_Exercise objective_
Output the full listing below exactly as it reads, and skip anything that is a picture.

_Listing_

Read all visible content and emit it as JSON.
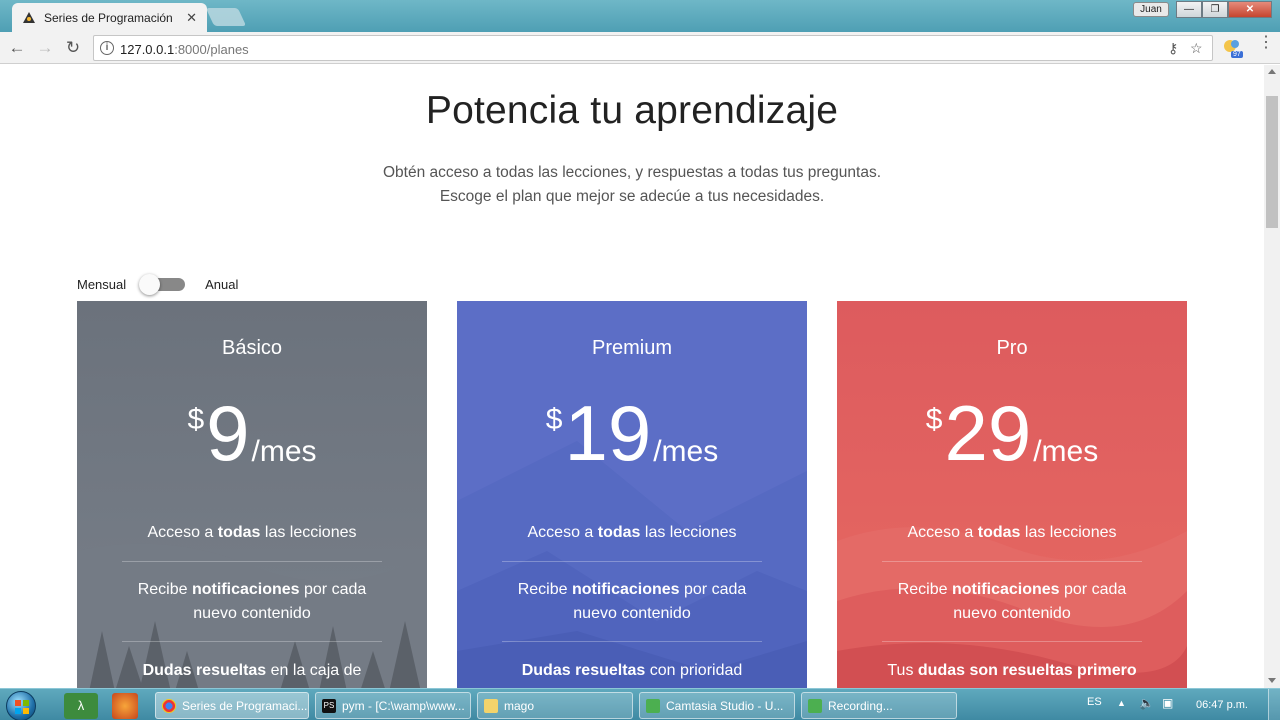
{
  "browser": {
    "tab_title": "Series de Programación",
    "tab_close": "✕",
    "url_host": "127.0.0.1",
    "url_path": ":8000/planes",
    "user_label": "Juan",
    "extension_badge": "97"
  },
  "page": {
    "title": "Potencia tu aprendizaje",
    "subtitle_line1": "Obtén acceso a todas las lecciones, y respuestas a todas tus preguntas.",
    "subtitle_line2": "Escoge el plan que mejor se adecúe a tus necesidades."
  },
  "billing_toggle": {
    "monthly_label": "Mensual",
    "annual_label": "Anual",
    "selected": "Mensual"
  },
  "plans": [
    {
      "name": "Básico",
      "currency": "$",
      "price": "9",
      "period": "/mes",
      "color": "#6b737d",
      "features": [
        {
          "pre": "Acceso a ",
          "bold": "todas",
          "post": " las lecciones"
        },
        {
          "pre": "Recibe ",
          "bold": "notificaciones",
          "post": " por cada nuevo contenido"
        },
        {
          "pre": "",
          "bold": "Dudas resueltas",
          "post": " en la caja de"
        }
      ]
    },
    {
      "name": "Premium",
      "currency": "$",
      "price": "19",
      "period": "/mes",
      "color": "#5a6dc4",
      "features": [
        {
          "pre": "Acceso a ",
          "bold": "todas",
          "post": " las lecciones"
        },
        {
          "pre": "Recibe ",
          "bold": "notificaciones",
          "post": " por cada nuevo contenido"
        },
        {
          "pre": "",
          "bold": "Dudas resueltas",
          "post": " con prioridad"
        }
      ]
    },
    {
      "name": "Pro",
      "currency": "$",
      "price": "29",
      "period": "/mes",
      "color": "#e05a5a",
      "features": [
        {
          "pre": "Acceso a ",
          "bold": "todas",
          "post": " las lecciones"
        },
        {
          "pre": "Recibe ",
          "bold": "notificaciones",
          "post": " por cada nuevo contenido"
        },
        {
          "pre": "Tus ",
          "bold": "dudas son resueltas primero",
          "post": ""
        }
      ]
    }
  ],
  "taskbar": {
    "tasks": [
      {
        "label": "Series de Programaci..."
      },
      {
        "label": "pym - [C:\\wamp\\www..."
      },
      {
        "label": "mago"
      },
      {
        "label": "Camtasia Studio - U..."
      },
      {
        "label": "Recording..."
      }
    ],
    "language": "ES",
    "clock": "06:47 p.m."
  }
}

_Solution below_
Read all visible content and emit it as JSON.
{
  "browser": {
    "tab_title": "Series de Programación",
    "tab_close": "✕",
    "url_host": "127.0.0.1",
    "url_path": ":8000/planes",
    "user_label": "Juan",
    "extension_badge": "97"
  },
  "page": {
    "title": "Potencia tu aprendizaje",
    "subtitle_line1": "Obtén acceso a todas las lecciones, y respuestas a todas tus preguntas.",
    "subtitle_line2": "Escoge el plan que mejor se adecúe a tus necesidades."
  },
  "billing_toggle": {
    "monthly_label": "Mensual",
    "annual_label": "Anual",
    "selected": "Mensual"
  },
  "plans": [
    {
      "name": "Básico",
      "currency": "$",
      "price": "9",
      "period": "/mes",
      "color": "#6b737d",
      "features": [
        {
          "pre": "Acceso a ",
          "bold": "todas",
          "post": " las lecciones"
        },
        {
          "pre": "Recibe ",
          "bold": "notificaciones",
          "post": " por cada nuevo contenido"
        },
        {
          "pre": "",
          "bold": "Dudas resueltas",
          "post": " en la caja de"
        }
      ]
    },
    {
      "name": "Premium",
      "currency": "$",
      "price": "19",
      "period": "/mes",
      "color": "#5a6dc4",
      "features": [
        {
          "pre": "Acceso a ",
          "bold": "todas",
          "post": " las lecciones"
        },
        {
          "pre": "Recibe ",
          "bold": "notificaciones",
          "post": " por cada nuevo contenido"
        },
        {
          "pre": "",
          "bold": "Dudas resueltas",
          "post": " con prioridad"
        }
      ]
    },
    {
      "name": "Pro",
      "currency": "$",
      "price": "29",
      "period": "/mes",
      "color": "#e05a5a",
      "features": [
        {
          "pre": "Acceso a ",
          "bold": "todas",
          "post": " las lecciones"
        },
        {
          "pre": "Recibe ",
          "bold": "notificaciones",
          "post": " por cada nuevo contenido"
        },
        {
          "pre": "Tus ",
          "bold": "dudas son resueltas primero",
          "post": ""
        }
      ]
    }
  ],
  "taskbar": {
    "tasks": [
      {
        "label": "Series de Programaci..."
      },
      {
        "label": "pym - [C:\\wamp\\www..."
      },
      {
        "label": "mago"
      },
      {
        "label": "Camtasia Studio - U..."
      },
      {
        "label": "Recording..."
      }
    ],
    "language": "ES",
    "clock": "06:47 p.m."
  }
}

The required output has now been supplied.